[WHAT TO DO]
Transcribe only the stretch of lines that opens with the line containing "What text is on this page?" and closes with the last line of the listing, skipping pictures.

[EXCERPTED DATA]
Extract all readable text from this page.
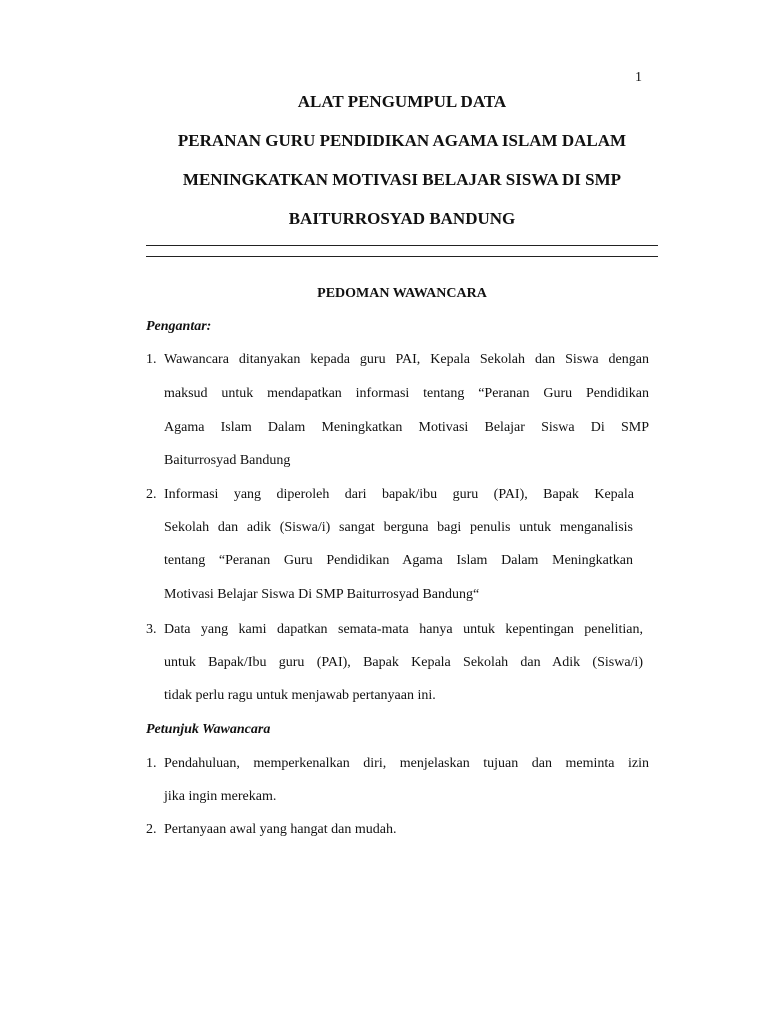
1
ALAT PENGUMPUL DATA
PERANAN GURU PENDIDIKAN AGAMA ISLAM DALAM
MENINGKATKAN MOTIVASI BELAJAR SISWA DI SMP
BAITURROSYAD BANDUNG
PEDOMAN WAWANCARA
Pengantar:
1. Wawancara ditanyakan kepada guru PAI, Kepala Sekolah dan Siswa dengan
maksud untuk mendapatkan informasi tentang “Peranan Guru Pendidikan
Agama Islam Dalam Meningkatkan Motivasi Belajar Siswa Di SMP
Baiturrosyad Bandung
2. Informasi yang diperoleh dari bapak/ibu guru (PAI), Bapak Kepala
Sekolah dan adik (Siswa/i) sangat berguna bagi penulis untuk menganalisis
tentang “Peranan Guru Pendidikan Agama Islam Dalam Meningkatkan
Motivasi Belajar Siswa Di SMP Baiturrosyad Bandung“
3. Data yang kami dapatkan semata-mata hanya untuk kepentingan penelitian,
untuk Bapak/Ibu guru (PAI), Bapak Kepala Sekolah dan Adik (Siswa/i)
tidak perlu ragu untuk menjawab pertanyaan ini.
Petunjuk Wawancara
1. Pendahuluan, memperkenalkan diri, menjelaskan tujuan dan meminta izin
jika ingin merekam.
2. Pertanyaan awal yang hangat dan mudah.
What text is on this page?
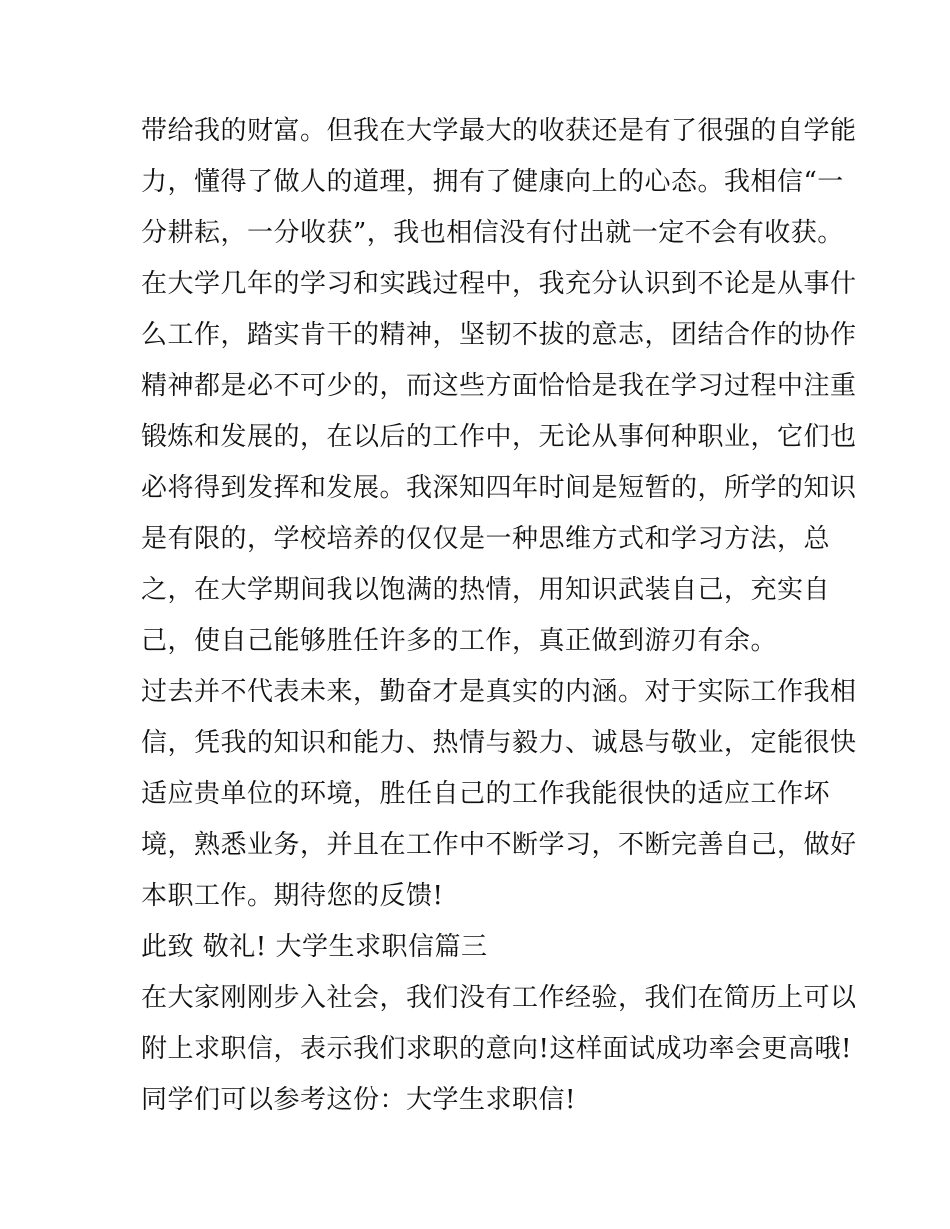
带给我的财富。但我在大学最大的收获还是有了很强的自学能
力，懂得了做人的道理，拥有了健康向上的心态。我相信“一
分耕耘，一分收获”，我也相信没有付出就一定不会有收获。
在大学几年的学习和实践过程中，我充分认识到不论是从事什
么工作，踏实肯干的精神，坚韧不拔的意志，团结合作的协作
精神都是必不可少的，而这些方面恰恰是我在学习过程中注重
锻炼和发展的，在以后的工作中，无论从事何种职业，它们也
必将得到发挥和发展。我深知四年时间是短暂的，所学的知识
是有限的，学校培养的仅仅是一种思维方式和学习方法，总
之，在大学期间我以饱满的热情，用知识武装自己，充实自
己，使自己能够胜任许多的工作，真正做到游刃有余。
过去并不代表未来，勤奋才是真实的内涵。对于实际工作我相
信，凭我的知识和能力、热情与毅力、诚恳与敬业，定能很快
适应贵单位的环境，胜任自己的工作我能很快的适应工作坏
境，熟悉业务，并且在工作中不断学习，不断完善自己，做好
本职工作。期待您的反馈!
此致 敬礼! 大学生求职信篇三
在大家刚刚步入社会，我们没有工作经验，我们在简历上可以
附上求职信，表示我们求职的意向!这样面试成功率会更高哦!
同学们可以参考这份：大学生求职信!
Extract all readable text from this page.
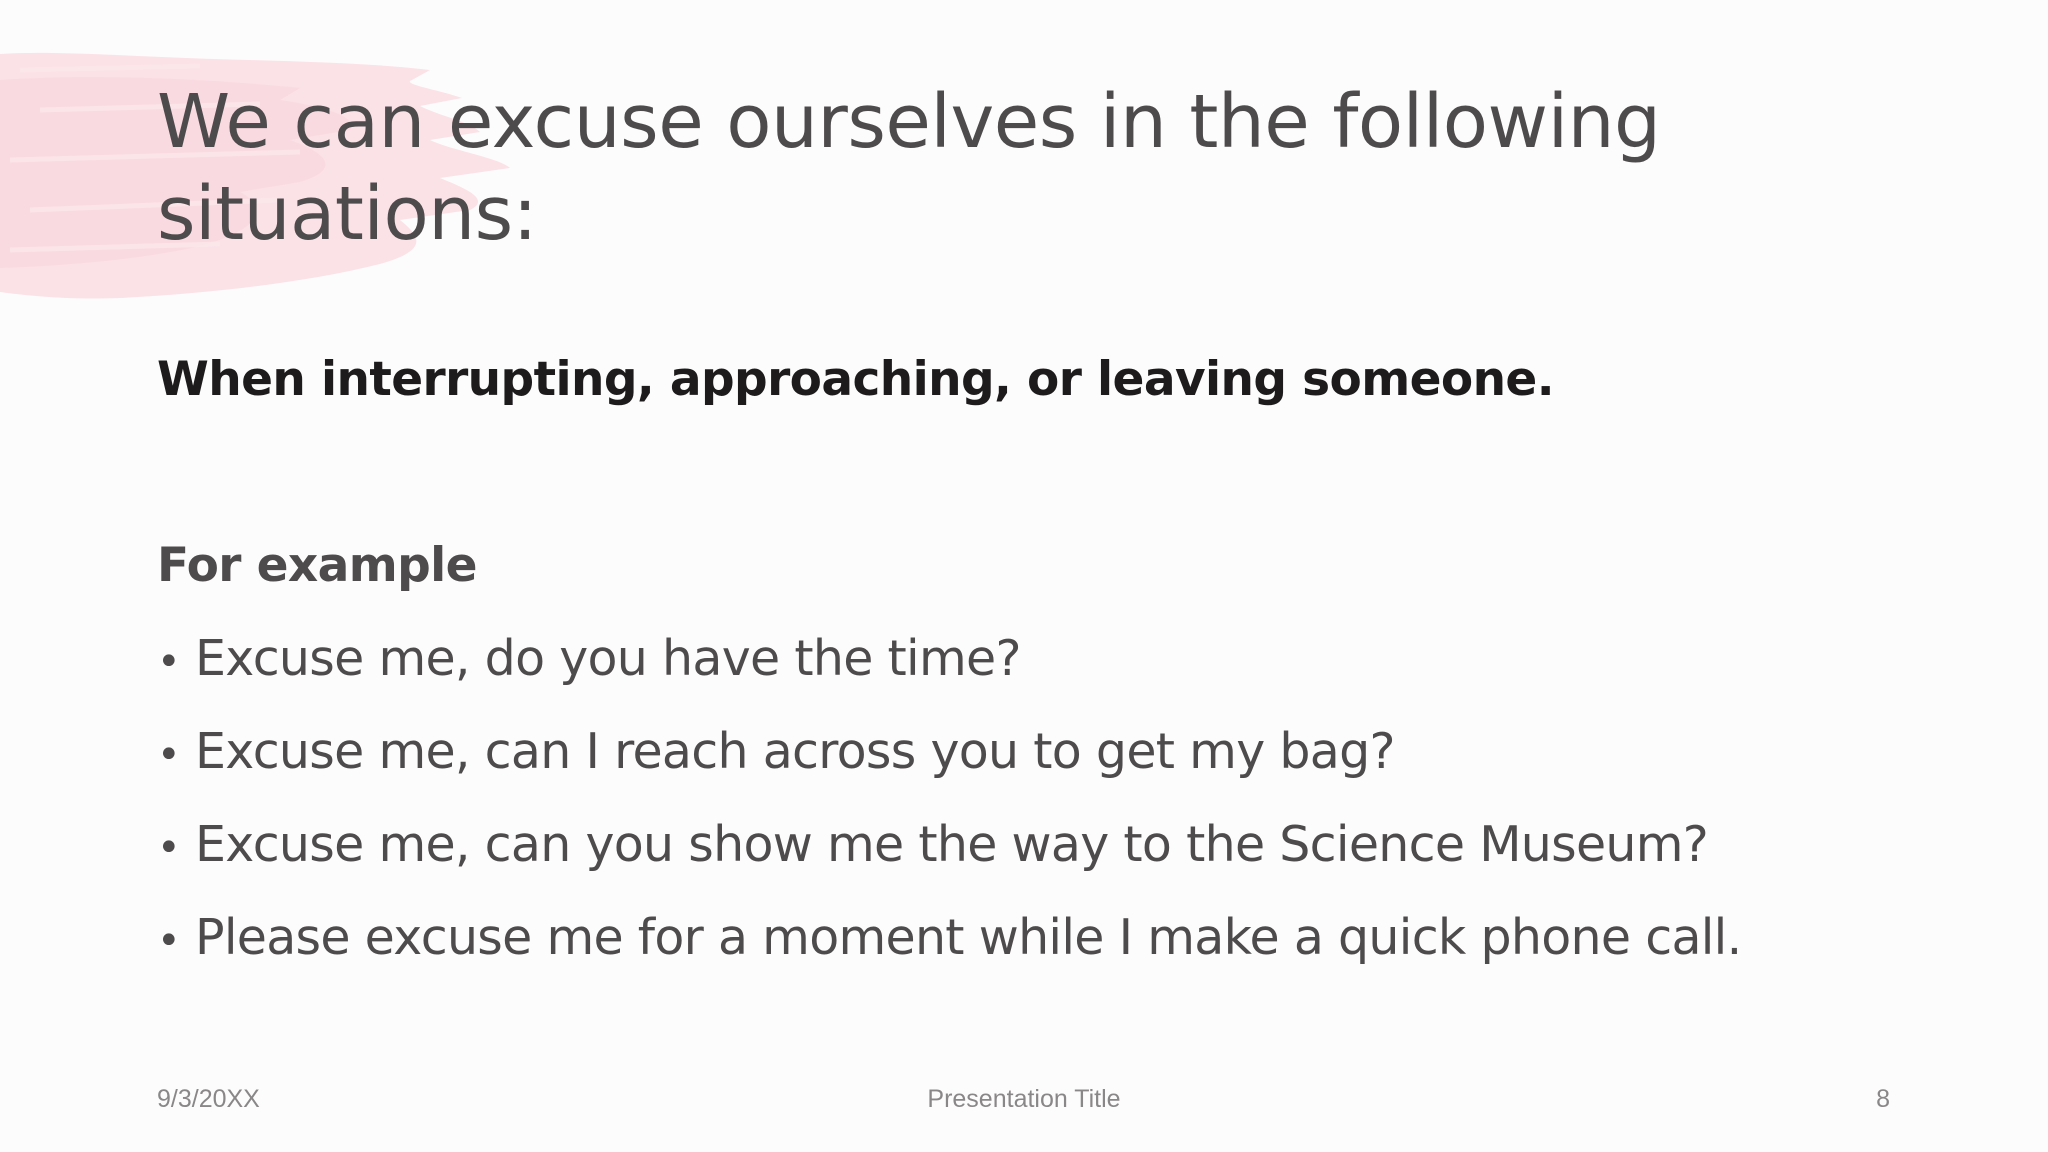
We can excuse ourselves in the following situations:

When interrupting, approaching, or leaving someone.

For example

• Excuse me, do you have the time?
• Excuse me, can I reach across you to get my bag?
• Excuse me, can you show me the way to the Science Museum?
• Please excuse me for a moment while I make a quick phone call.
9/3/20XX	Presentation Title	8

[TASK SOLUTION]
What text is on this page?
带给我的财富。但我在大学最大的收获还是有了很强的自学能
力，懂得了做人的道理，拥有了健康向上的心态。我相信“一
分耕耘，一分收获”，我也相信没有付出就一定不会有收获。
在大学几年的学习和实践过程中，我充分认识到不论是从事什
么工作，踏实肯干的精神，坚韧不拔的意志，团结合作的协作
精神都是必不可少的，而这些方面恰恰是我在学习过程中注重
锻炼和发展的，在以后的工作中，无论从事何种职业，它们也
必将得到发挥和发展。我深知四年时间是短暂的，所学的知识
是有限的，学校培养的仅仅是一种思维方式和学习方法，总
之，在大学期间我以饱满的热情，用知识武装自己，充实自
己，使自己能够胜任许多的工作，真正做到游刃有余。
过去并不代表未来，勤奋才是真实的内涵。对于实际工作我相
信，凭我的知识和能力、热情与毅力、诚恳与敬业，定能很快
适应贵单位的环境，胜任自己的工作我能很快的适应工作坏
境，熟悉业务，并且在工作中不断学习，不断完善自己，做好
本职工作。期待您的反馈!
此致 敬礼! 大学生求职信篇三
在大家刚刚步入社会，我们没有工作经验，我们在简历上可以
附上求职信，表示我们求职的意向!这样面试成功率会更高哦!
同学们可以参考这份：大学生求职信!
Extract all readable text from this page.
We can excuse ourselves in the following situations:

When interrupting, approaching, or leaving someone.

For example

• Excuse me, do you have the time?
• Excuse me, can I reach across you to get my bag?
• Excuse me, can you show me the way to the Science Museum?
• Please excuse me for a moment while I make a quick phone call.
9/3/20XX	Presentation Title	8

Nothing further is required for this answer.